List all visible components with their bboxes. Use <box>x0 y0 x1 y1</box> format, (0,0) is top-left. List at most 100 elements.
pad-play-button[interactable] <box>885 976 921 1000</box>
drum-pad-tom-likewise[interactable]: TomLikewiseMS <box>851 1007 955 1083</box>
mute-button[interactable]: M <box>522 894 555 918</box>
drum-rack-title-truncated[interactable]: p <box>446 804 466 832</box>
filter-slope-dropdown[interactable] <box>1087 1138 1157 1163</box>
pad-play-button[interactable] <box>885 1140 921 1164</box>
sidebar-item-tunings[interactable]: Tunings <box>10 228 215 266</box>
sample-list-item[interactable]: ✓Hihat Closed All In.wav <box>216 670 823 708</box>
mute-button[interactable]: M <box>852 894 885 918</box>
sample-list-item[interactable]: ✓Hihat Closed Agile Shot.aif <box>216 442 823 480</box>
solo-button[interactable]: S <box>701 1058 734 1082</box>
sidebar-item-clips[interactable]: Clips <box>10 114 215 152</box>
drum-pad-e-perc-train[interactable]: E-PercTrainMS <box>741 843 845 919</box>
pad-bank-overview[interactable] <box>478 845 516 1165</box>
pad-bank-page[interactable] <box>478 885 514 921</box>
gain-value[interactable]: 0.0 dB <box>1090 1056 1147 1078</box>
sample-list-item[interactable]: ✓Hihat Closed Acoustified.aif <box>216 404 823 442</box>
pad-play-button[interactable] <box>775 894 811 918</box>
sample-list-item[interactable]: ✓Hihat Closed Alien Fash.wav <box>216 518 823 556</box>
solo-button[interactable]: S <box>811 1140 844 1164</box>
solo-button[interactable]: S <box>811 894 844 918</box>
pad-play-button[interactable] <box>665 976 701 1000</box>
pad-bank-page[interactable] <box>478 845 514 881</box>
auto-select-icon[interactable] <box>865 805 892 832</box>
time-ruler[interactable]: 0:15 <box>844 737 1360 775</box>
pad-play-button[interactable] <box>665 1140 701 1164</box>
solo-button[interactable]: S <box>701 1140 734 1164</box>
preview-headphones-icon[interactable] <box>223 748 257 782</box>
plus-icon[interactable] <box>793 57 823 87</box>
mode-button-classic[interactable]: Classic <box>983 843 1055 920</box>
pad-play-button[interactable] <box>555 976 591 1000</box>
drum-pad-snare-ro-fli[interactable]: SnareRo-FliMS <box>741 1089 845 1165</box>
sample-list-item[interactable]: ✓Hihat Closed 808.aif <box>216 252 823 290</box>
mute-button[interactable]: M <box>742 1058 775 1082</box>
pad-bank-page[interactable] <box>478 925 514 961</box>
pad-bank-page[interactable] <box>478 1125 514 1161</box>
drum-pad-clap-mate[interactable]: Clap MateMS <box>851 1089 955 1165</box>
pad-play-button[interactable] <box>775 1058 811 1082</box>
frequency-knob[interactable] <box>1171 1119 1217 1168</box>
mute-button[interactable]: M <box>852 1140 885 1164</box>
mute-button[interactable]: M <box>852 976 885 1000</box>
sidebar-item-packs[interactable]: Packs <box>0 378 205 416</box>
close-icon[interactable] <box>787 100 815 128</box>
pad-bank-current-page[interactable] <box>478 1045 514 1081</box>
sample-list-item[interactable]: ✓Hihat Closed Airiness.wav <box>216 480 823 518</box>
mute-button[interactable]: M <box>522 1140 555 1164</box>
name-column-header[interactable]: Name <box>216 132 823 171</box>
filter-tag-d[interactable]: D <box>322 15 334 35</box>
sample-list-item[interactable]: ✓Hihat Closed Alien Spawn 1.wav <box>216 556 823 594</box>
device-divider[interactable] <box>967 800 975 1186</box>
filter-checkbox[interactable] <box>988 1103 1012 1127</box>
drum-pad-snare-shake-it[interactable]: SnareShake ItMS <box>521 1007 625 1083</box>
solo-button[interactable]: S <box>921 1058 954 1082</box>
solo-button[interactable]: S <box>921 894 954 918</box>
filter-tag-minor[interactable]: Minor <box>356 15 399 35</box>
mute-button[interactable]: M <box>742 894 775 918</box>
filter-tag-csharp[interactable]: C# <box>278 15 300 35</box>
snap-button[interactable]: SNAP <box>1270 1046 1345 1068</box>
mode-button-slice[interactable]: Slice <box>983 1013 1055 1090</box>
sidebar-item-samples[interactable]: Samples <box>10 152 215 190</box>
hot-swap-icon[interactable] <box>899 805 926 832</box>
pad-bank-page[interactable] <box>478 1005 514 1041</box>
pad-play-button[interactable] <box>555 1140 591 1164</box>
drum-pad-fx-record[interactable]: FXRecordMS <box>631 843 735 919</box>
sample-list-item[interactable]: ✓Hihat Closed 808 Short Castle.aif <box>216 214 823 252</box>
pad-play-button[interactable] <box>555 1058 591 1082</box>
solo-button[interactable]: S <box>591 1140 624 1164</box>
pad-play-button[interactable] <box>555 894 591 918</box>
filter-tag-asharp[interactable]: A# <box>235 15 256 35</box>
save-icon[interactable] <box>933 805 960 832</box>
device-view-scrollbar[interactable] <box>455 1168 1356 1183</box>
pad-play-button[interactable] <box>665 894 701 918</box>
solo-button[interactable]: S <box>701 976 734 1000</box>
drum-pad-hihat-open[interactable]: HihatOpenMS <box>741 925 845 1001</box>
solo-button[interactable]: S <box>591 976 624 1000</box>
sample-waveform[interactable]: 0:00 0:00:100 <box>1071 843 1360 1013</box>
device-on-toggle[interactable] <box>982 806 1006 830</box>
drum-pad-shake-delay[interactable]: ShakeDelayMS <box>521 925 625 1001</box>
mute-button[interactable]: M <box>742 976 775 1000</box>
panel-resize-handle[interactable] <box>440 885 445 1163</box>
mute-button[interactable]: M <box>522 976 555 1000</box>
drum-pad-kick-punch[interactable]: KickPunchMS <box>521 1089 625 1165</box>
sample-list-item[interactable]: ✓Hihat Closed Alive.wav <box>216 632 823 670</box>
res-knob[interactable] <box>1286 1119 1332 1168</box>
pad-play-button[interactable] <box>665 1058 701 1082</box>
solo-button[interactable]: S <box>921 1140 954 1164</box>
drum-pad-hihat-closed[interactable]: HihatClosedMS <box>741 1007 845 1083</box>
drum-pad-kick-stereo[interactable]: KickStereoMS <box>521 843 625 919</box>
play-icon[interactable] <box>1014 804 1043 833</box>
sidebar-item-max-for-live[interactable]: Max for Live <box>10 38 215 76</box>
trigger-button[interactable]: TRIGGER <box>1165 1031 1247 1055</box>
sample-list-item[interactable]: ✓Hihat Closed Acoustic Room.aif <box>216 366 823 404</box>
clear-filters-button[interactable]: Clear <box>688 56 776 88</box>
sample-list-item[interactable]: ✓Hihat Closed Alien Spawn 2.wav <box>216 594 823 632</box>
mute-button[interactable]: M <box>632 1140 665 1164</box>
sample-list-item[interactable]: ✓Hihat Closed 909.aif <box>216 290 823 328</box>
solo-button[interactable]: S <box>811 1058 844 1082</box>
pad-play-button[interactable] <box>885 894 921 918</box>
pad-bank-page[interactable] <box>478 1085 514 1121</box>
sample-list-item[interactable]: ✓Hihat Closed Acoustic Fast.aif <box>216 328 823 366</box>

_Given task_:
Copy every row above verbatim, keeping each line's order, spacing, and punctuation unchanged.

_Exercise result_:
List all visible components with their bboxes. Use <box>x0 y0 x1 y1</box> format, (0,0) is top-left. List at most 100 elements.
pad-play-button[interactable] <box>885 976 921 1000</box>
drum-pad-tom-likewise[interactable]: TomLikewiseMS <box>851 1007 955 1083</box>
mute-button[interactable]: M <box>522 894 555 918</box>
drum-rack-title-truncated[interactable]: p <box>446 804 466 832</box>
filter-slope-dropdown[interactable] <box>1087 1138 1157 1163</box>
pad-play-button[interactable] <box>885 1140 921 1164</box>
sidebar-item-tunings[interactable]: Tunings <box>10 228 215 266</box>
sample-list-item[interactable]: ✓Hihat Closed All In.wav <box>216 670 823 708</box>
mute-button[interactable]: M <box>852 894 885 918</box>
sample-list-item[interactable]: ✓Hihat Closed Agile Shot.aif <box>216 442 823 480</box>
solo-button[interactable]: S <box>701 1058 734 1082</box>
sidebar-item-clips[interactable]: Clips <box>10 114 215 152</box>
drum-pad-e-perc-train[interactable]: E-PercTrainMS <box>741 843 845 919</box>
pad-bank-overview[interactable] <box>478 845 516 1165</box>
pad-bank-page[interactable] <box>478 885 514 921</box>
gain-value[interactable]: 0.0 dB <box>1090 1056 1147 1078</box>
sample-list-item[interactable]: ✓Hihat Closed Acoustified.aif <box>216 404 823 442</box>
pad-play-button[interactable] <box>775 894 811 918</box>
sample-list-item[interactable]: ✓Hihat Closed Alien Fash.wav <box>216 518 823 556</box>
solo-button[interactable]: S <box>811 1140 844 1164</box>
solo-button[interactable]: S <box>811 894 844 918</box>
pad-play-button[interactable] <box>665 976 701 1000</box>
pad-bank-page[interactable] <box>478 845 514 881</box>
auto-select-icon[interactable] <box>865 805 892 832</box>
time-ruler[interactable]: 0:15 <box>844 737 1360 775</box>
pad-play-button[interactable] <box>665 1140 701 1164</box>
solo-button[interactable]: S <box>701 1140 734 1164</box>
preview-headphones-icon[interactable] <box>223 748 257 782</box>
plus-icon[interactable] <box>793 57 823 87</box>
mode-button-classic[interactable]: Classic <box>983 843 1055 920</box>
pad-play-button[interactable] <box>555 976 591 1000</box>
drum-pad-snare-ro-fli[interactable]: SnareRo-FliMS <box>741 1089 845 1165</box>
sample-list-item[interactable]: ✓Hihat Closed 808.aif <box>216 252 823 290</box>
mute-button[interactable]: M <box>742 1058 775 1082</box>
pad-bank-page[interactable] <box>478 925 514 961</box>
pad-bank-page[interactable] <box>478 1125 514 1161</box>
drum-pad-clap-mate[interactable]: Clap MateMS <box>851 1089 955 1165</box>
pad-play-button[interactable] <box>775 1058 811 1082</box>
frequency-knob[interactable] <box>1171 1119 1217 1168</box>
mute-button[interactable]: M <box>852 1140 885 1164</box>
mute-button[interactable]: M <box>852 976 885 1000</box>
sidebar-item-packs[interactable]: Packs <box>0 378 205 416</box>
close-icon[interactable] <box>787 100 815 128</box>
pad-bank-current-page[interactable] <box>478 1045 514 1081</box>
sample-list-item[interactable]: ✓Hihat Closed Airiness.wav <box>216 480 823 518</box>
mute-button[interactable]: M <box>522 1140 555 1164</box>
name-column-header[interactable]: Name <box>216 132 823 171</box>
filter-tag-d[interactable]: D <box>322 15 334 35</box>
sample-list-item[interactable]: ✓Hihat Closed Alien Spawn 1.wav <box>216 556 823 594</box>
device-divider[interactable] <box>967 800 975 1186</box>
filter-checkbox[interactable] <box>988 1103 1012 1127</box>
drum-pad-snare-shake-it[interactable]: SnareShake ItMS <box>521 1007 625 1083</box>
solo-button[interactable]: S <box>921 1058 954 1082</box>
solo-button[interactable]: S <box>921 894 954 918</box>
filter-tag-minor[interactable]: Minor <box>356 15 399 35</box>
mute-button[interactable]: M <box>742 894 775 918</box>
filter-tag-csharp[interactable]: C# <box>278 15 300 35</box>
snap-button[interactable]: SNAP <box>1270 1046 1345 1068</box>
mode-button-slice[interactable]: Slice <box>983 1013 1055 1090</box>
sidebar-item-samples[interactable]: Samples <box>10 152 215 190</box>
hot-swap-icon[interactable] <box>899 805 926 832</box>
pad-bank-page[interactable] <box>478 1005 514 1041</box>
pad-play-button[interactable] <box>555 1140 591 1164</box>
drum-pad-fx-record[interactable]: FXRecordMS <box>631 843 735 919</box>
sample-list-item[interactable]: ✓Hihat Closed 808 Short Castle.aif <box>216 214 823 252</box>
pad-play-button[interactable] <box>555 1058 591 1082</box>
solo-button[interactable]: S <box>591 1140 624 1164</box>
pad-play-button[interactable] <box>555 894 591 918</box>
filter-tag-asharp[interactable]: A# <box>235 15 256 35</box>
save-icon[interactable] <box>933 805 960 832</box>
device-view-scrollbar[interactable] <box>455 1168 1356 1183</box>
pad-play-button[interactable] <box>665 894 701 918</box>
solo-button[interactable]: S <box>701 976 734 1000</box>
drum-pad-hihat-open[interactable]: HihatOpenMS <box>741 925 845 1001</box>
solo-button[interactable]: S <box>591 976 624 1000</box>
sample-waveform[interactable]: 0:00 0:00:100 <box>1071 843 1360 1013</box>
device-on-toggle[interactable] <box>982 806 1006 830</box>
drum-pad-shake-delay[interactable]: ShakeDelayMS <box>521 925 625 1001</box>
mute-button[interactable]: M <box>742 976 775 1000</box>
panel-resize-handle[interactable] <box>440 885 445 1163</box>
mute-button[interactable]: M <box>522 976 555 1000</box>
drum-pad-kick-punch[interactable]: KickPunchMS <box>521 1089 625 1165</box>
sample-list-item[interactable]: ✓Hihat Closed Alive.wav <box>216 632 823 670</box>
res-knob[interactable] <box>1286 1119 1332 1168</box>
pad-play-button[interactable] <box>665 1058 701 1082</box>
solo-button[interactable]: S <box>921 1140 954 1164</box>
drum-pad-hihat-closed[interactable]: HihatClosedMS <box>741 1007 845 1083</box>
drum-pad-kick-stereo[interactable]: KickStereoMS <box>521 843 625 919</box>
play-icon[interactable] <box>1014 804 1043 833</box>
sidebar-item-max-for-live[interactable]: Max for Live <box>10 38 215 76</box>
trigger-button[interactable]: TRIGGER <box>1165 1031 1247 1055</box>
sample-list-item[interactable]: ✓Hihat Closed Acoustic Room.aif <box>216 366 823 404</box>
clear-filters-button[interactable]: Clear <box>688 56 776 88</box>
sample-list-item[interactable]: ✓Hihat Closed Alien Spawn 2.wav <box>216 594 823 632</box>
mute-button[interactable]: M <box>632 1140 665 1164</box>
sample-list-item[interactable]: ✓Hihat Closed 909.aif <box>216 290 823 328</box>
solo-button[interactable]: S <box>811 1058 844 1082</box>
pad-play-button[interactable] <box>885 894 921 918</box>
pad-bank-page[interactable] <box>478 1085 514 1121</box>
sample-list-item[interactable]: ✓Hihat Closed Acoustic Fast.aif <box>216 328 823 366</box>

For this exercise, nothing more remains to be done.